Dataset records on visual material:
-=-=-=-=-
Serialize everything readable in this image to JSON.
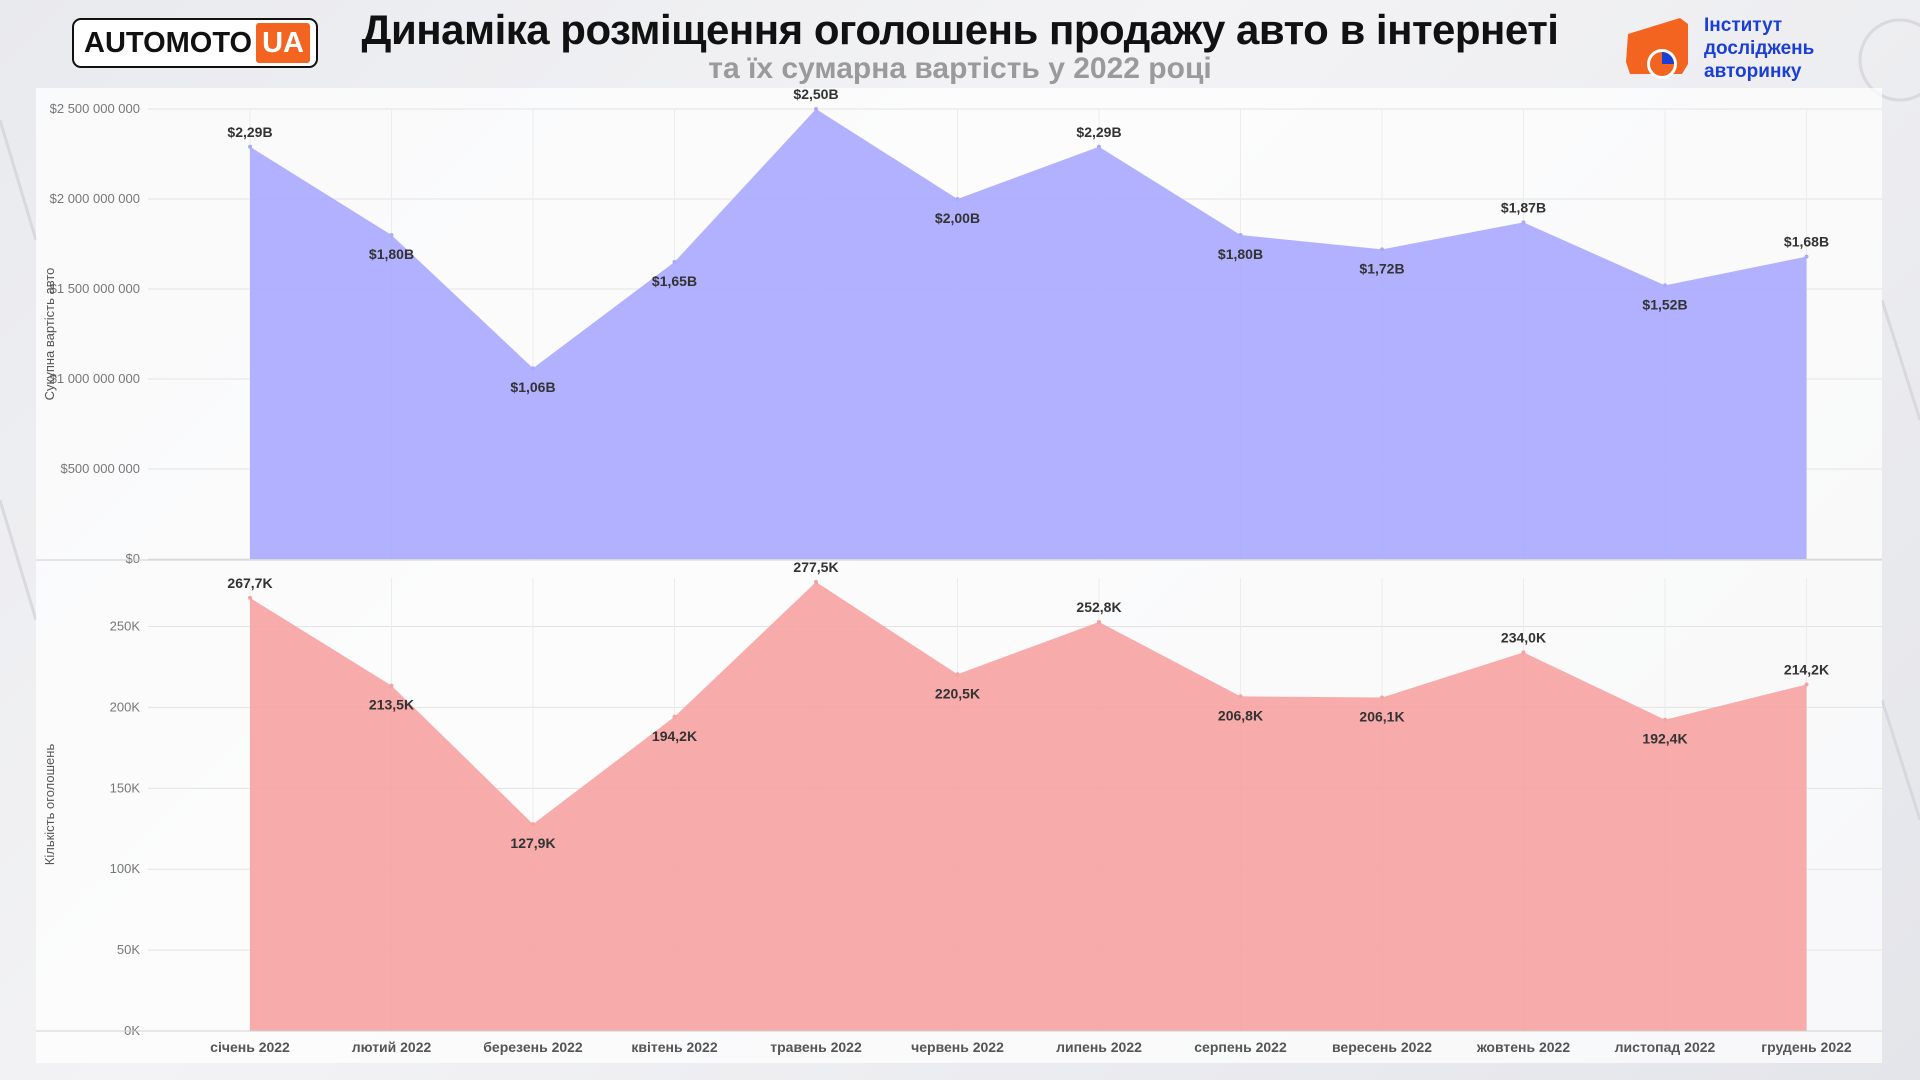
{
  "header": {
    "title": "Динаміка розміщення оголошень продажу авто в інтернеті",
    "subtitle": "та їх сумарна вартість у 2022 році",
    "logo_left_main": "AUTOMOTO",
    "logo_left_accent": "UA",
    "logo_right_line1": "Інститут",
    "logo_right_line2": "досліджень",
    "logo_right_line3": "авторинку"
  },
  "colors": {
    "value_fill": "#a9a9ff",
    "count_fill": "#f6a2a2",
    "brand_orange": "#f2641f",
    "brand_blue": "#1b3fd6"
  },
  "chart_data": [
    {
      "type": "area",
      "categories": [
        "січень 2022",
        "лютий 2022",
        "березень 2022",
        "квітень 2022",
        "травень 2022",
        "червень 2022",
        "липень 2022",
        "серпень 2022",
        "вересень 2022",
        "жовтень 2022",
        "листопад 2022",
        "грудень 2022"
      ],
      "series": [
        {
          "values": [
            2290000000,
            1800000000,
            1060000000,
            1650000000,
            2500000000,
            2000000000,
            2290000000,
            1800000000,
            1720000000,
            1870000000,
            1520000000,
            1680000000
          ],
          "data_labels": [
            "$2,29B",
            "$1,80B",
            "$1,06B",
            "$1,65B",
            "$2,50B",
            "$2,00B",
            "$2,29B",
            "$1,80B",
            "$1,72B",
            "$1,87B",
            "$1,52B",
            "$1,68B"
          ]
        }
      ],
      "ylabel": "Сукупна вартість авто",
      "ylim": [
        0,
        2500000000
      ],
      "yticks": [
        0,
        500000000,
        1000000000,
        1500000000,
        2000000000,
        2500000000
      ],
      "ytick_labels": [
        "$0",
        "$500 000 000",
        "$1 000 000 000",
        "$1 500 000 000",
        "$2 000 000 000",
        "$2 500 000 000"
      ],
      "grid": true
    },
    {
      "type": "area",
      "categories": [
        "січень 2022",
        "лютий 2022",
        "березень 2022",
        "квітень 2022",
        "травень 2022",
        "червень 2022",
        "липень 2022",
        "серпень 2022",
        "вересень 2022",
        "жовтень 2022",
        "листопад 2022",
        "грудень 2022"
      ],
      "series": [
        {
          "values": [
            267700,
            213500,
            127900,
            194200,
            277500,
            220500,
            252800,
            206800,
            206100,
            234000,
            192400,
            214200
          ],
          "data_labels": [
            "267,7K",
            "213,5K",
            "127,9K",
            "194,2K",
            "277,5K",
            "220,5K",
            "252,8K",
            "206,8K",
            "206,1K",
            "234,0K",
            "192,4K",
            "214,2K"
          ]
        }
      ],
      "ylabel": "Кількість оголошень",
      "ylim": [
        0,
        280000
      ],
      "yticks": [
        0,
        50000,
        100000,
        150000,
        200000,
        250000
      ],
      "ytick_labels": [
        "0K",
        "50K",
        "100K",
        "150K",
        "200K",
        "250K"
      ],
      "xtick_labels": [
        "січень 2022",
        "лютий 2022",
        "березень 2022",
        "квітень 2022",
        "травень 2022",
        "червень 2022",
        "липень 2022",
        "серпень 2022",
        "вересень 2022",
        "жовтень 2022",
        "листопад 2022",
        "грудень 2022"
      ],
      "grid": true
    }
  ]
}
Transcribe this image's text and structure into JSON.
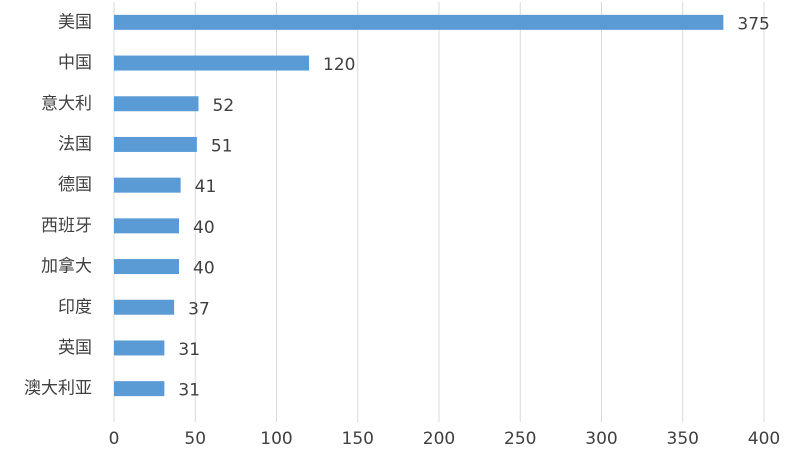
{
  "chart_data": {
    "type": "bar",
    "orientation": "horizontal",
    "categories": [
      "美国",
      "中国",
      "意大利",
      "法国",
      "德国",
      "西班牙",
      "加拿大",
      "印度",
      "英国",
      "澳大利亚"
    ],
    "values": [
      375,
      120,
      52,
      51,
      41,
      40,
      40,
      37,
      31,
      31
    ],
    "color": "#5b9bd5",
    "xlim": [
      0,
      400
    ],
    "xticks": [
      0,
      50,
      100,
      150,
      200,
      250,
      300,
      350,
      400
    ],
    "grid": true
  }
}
-=-=-=-=-
* [STATED GOAL]
Restate the listing above word for word, and skip the pictures.

* [EXERCISE ANSWER]
Serialize everything readable in this image to JSON.
{
  "header": {
    "title": "Динаміка розміщення оголошень продажу авто в інтернеті",
    "subtitle": "та їх сумарна вартість у 2022 році",
    "logo_left_main": "AUTOMOTO",
    "logo_left_accent": "UA",
    "logo_right_line1": "Інститут",
    "logo_right_line2": "досліджень",
    "logo_right_line3": "авторинку"
  },
  "colors": {
    "value_fill": "#a9a9ff",
    "count_fill": "#f6a2a2",
    "brand_orange": "#f2641f",
    "brand_blue": "#1b3fd6"
  },
  "chart_data": [
    {
      "type": "area",
      "categories": [
        "січень 2022",
        "лютий 2022",
        "березень 2022",
        "квітень 2022",
        "травень 2022",
        "червень 2022",
        "липень 2022",
        "серпень 2022",
        "вересень 2022",
        "жовтень 2022",
        "листопад 2022",
        "грудень 2022"
      ],
      "series": [
        {
          "values": [
            2290000000,
            1800000000,
            1060000000,
            1650000000,
            2500000000,
            2000000000,
            2290000000,
            1800000000,
            1720000000,
            1870000000,
            1520000000,
            1680000000
          ],
          "data_labels": [
            "$2,29B",
            "$1,80B",
            "$1,06B",
            "$1,65B",
            "$2,50B",
            "$2,00B",
            "$2,29B",
            "$1,80B",
            "$1,72B",
            "$1,87B",
            "$1,52B",
            "$1,68B"
          ]
        }
      ],
      "ylabel": "Сукупна вартість авто",
      "ylim": [
        0,
        2500000000
      ],
      "yticks": [
        0,
        500000000,
        1000000000,
        1500000000,
        2000000000,
        2500000000
      ],
      "ytick_labels": [
        "$0",
        "$500 000 000",
        "$1 000 000 000",
        "$1 500 000 000",
        "$2 000 000 000",
        "$2 500 000 000"
      ],
      "grid": true
    },
    {
      "type": "area",
      "categories": [
        "січень 2022",
        "лютий 2022",
        "березень 2022",
        "квітень 2022",
        "травень 2022",
        "червень 2022",
        "липень 2022",
        "серпень 2022",
        "вересень 2022",
        "жовтень 2022",
        "листопад 2022",
        "грудень 2022"
      ],
      "series": [
        {
          "values": [
            267700,
            213500,
            127900,
            194200,
            277500,
            220500,
            252800,
            206800,
            206100,
            234000,
            192400,
            214200
          ],
          "data_labels": [
            "267,7K",
            "213,5K",
            "127,9K",
            "194,2K",
            "277,5K",
            "220,5K",
            "252,8K",
            "206,8K",
            "206,1K",
            "234,0K",
            "192,4K",
            "214,2K"
          ]
        }
      ],
      "ylabel": "Кількість оголошень",
      "ylim": [
        0,
        280000
      ],
      "yticks": [
        0,
        50000,
        100000,
        150000,
        200000,
        250000
      ],
      "ytick_labels": [
        "0K",
        "50K",
        "100K",
        "150K",
        "200K",
        "250K"
      ],
      "xtick_labels": [
        "січень 2022",
        "лютий 2022",
        "березень 2022",
        "квітень 2022",
        "травень 2022",
        "червень 2022",
        "липень 2022",
        "серпень 2022",
        "вересень 2022",
        "жовтень 2022",
        "листопад 2022",
        "грудень 2022"
      ],
      "grid": true
    }
  ]
}
Transcribe this image's text and structure into JSON.
{
  "chart_data": {
    "type": "bar",
    "orientation": "horizontal",
    "categories": [
      "美国",
      "中国",
      "意大利",
      "法国",
      "德国",
      "西班牙",
      "加拿大",
      "印度",
      "英国",
      "澳大利亚"
    ],
    "values": [
      375,
      120,
      52,
      51,
      41,
      40,
      40,
      37,
      31,
      31
    ],
    "color": "#5b9bd5",
    "xlim": [
      0,
      400
    ],
    "xticks": [
      0,
      50,
      100,
      150,
      200,
      250,
      300,
      350,
      400
    ],
    "grid": true
  }
}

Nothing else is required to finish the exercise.